---------- DATASET RECORDS
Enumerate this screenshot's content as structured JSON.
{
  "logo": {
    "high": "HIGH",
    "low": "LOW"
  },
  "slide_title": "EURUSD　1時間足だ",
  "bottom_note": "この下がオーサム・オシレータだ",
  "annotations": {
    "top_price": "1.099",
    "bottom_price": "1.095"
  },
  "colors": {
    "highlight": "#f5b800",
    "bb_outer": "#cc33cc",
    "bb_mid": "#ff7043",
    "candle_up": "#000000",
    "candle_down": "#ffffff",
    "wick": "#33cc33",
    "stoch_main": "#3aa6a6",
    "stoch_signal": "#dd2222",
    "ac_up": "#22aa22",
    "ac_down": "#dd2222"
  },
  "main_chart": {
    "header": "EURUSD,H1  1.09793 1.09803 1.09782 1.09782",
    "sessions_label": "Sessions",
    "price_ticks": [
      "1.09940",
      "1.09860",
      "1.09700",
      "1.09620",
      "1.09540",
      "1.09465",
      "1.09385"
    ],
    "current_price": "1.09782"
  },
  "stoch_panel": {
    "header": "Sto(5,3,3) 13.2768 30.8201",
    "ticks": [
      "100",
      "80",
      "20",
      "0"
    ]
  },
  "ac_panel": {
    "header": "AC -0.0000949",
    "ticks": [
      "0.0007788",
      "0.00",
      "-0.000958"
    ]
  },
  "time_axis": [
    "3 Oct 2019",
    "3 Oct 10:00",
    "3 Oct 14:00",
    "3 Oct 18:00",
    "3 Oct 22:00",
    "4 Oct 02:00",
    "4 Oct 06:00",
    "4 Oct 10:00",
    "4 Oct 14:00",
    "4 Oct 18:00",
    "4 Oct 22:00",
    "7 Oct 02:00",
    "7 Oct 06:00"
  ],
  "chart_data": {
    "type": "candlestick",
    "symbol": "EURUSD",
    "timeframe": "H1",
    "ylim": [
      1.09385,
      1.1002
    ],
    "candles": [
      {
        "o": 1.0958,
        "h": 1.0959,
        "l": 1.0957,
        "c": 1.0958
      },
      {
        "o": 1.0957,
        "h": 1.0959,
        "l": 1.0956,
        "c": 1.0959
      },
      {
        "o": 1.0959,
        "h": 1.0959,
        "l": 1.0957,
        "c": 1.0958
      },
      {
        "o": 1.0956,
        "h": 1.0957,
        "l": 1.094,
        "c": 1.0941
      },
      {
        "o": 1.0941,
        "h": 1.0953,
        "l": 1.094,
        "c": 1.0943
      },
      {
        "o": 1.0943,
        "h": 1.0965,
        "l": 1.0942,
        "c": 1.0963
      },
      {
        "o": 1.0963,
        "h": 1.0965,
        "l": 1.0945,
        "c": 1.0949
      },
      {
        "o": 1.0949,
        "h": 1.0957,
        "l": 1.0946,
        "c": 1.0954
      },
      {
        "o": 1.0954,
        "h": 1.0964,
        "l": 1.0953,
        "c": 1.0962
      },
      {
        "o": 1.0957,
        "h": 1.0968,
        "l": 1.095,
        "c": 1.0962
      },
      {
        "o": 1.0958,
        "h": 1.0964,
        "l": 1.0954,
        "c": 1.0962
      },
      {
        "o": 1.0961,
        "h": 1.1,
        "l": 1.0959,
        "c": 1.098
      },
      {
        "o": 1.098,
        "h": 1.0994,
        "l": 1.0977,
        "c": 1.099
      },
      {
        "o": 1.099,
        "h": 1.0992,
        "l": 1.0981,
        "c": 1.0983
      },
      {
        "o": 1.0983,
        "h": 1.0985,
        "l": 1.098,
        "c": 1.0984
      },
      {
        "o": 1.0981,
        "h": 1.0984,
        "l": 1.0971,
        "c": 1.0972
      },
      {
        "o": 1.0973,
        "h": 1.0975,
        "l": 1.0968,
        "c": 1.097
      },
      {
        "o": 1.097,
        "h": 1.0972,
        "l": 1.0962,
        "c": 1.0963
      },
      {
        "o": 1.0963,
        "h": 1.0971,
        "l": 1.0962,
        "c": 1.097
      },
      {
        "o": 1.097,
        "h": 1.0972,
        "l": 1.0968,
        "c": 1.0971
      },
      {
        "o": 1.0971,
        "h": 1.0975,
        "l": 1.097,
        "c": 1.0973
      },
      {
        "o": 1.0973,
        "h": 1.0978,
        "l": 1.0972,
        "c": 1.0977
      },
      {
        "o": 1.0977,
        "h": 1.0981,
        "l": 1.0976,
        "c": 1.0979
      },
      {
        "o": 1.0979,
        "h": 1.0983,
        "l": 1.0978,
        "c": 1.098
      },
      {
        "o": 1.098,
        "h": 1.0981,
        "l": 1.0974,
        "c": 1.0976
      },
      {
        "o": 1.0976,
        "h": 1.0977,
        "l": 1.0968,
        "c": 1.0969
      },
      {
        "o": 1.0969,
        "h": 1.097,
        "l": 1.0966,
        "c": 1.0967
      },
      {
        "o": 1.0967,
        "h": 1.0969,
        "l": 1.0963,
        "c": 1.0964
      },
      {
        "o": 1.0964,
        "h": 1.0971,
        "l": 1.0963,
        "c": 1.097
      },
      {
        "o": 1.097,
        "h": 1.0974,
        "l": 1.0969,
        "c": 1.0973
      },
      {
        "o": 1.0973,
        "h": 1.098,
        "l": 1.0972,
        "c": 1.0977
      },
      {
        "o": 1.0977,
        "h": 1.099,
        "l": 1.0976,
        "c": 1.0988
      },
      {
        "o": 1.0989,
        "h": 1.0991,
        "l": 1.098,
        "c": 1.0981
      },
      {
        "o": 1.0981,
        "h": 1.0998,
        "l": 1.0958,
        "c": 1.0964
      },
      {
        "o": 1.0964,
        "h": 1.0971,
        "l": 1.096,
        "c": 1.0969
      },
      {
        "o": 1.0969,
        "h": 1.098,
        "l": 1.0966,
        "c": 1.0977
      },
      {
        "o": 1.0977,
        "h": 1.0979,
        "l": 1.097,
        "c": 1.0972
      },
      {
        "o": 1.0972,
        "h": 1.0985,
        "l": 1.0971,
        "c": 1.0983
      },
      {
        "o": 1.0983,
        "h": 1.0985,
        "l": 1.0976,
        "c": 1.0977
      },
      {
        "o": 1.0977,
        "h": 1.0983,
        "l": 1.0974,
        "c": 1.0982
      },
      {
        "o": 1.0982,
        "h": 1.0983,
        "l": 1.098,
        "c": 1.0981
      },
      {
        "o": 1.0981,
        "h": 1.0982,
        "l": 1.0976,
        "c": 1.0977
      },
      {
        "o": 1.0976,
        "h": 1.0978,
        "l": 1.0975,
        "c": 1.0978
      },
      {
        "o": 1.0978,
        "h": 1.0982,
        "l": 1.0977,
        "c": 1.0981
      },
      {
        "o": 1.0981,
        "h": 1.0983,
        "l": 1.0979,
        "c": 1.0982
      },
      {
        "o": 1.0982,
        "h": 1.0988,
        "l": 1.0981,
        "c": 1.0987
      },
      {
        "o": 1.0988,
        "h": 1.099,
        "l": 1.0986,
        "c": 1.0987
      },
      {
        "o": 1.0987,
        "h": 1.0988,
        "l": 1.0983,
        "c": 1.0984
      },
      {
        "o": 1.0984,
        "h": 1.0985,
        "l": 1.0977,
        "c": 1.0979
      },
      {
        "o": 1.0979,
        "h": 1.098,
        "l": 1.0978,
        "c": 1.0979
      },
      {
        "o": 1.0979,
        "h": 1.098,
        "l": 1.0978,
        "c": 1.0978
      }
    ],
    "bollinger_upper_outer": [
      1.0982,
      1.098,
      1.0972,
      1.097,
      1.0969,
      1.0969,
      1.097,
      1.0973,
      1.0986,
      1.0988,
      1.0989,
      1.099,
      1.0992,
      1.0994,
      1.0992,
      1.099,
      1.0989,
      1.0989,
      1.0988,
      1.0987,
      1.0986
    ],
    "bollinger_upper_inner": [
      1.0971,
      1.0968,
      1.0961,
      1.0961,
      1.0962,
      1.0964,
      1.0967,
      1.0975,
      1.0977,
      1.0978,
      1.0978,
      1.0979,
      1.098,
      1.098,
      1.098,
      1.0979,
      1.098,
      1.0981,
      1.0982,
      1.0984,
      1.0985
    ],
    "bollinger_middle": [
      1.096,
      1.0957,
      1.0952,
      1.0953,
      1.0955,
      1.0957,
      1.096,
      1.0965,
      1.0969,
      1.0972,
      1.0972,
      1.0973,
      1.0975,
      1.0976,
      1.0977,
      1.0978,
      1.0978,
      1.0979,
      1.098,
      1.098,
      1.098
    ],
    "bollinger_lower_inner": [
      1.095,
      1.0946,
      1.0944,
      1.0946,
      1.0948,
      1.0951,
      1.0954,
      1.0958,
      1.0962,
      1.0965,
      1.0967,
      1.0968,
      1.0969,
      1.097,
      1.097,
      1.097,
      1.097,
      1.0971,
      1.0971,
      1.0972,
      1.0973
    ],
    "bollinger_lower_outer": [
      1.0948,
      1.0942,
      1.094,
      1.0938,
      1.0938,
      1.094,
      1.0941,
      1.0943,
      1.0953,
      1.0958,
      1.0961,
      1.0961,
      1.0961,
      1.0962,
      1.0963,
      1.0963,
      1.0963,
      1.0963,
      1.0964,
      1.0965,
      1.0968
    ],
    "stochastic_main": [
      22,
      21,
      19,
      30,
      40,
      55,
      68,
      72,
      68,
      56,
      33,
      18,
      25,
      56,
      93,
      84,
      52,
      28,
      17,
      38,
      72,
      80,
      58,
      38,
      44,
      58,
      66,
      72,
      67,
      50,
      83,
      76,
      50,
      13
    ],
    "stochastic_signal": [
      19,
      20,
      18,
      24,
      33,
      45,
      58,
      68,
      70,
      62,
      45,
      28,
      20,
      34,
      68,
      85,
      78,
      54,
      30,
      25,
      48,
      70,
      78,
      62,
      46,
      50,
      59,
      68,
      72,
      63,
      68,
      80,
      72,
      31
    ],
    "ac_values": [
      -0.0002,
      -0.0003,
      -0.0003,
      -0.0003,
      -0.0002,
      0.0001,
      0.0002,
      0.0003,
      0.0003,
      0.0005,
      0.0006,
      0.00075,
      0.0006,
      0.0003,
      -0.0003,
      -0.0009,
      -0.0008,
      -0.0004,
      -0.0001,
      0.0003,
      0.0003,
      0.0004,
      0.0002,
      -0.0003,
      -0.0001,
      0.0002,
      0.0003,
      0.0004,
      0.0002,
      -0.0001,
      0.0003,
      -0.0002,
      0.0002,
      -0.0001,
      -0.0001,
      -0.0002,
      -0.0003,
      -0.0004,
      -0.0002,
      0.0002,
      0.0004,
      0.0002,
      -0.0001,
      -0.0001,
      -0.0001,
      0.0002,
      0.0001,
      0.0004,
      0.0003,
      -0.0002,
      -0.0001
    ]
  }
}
--------------------
---------- DATASET RECORDS
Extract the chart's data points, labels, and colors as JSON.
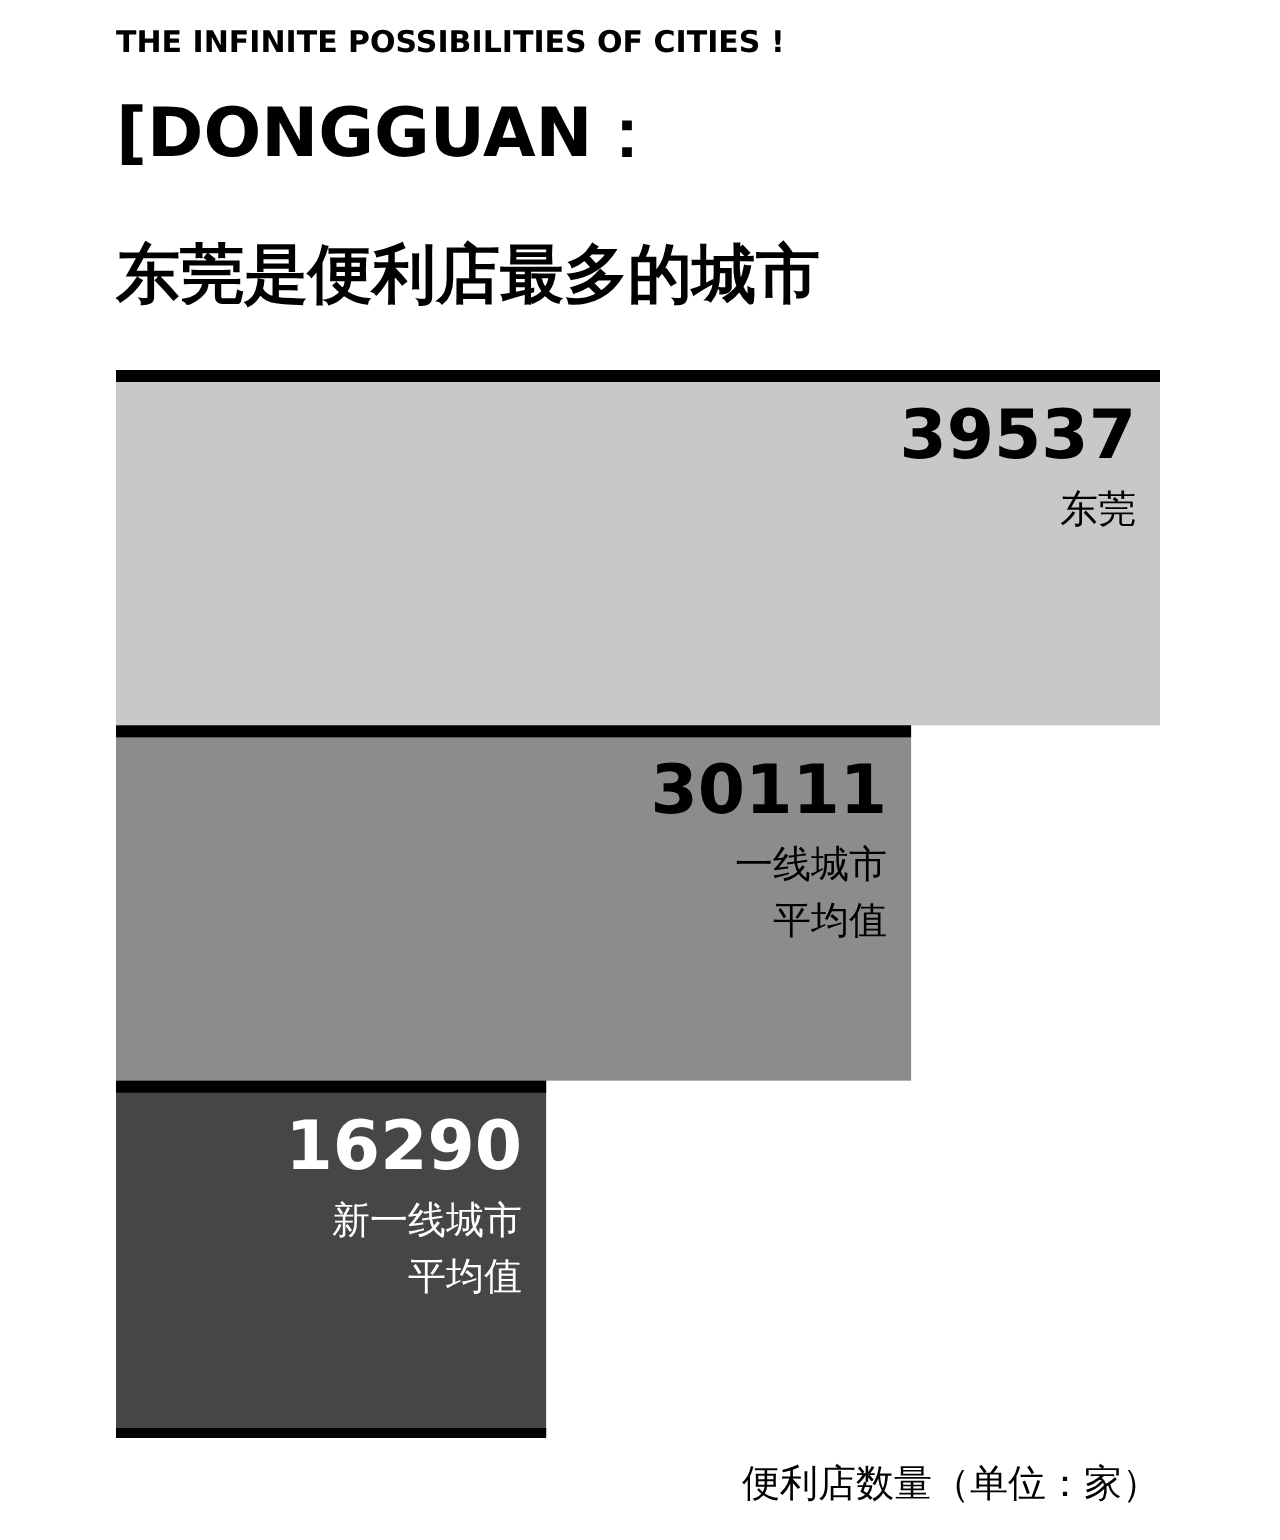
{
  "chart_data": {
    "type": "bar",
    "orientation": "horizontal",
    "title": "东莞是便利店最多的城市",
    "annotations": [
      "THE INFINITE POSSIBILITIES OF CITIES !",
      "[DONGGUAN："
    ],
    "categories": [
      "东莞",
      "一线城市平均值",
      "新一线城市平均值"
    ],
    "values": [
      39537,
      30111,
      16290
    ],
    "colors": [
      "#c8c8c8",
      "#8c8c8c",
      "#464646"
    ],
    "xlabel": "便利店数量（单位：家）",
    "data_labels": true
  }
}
--------------------
▶ _SET TASK_
Scan the records above, count the lines with "header" in them, and give only the number.

▶ _REPLY TO THE TASK_
3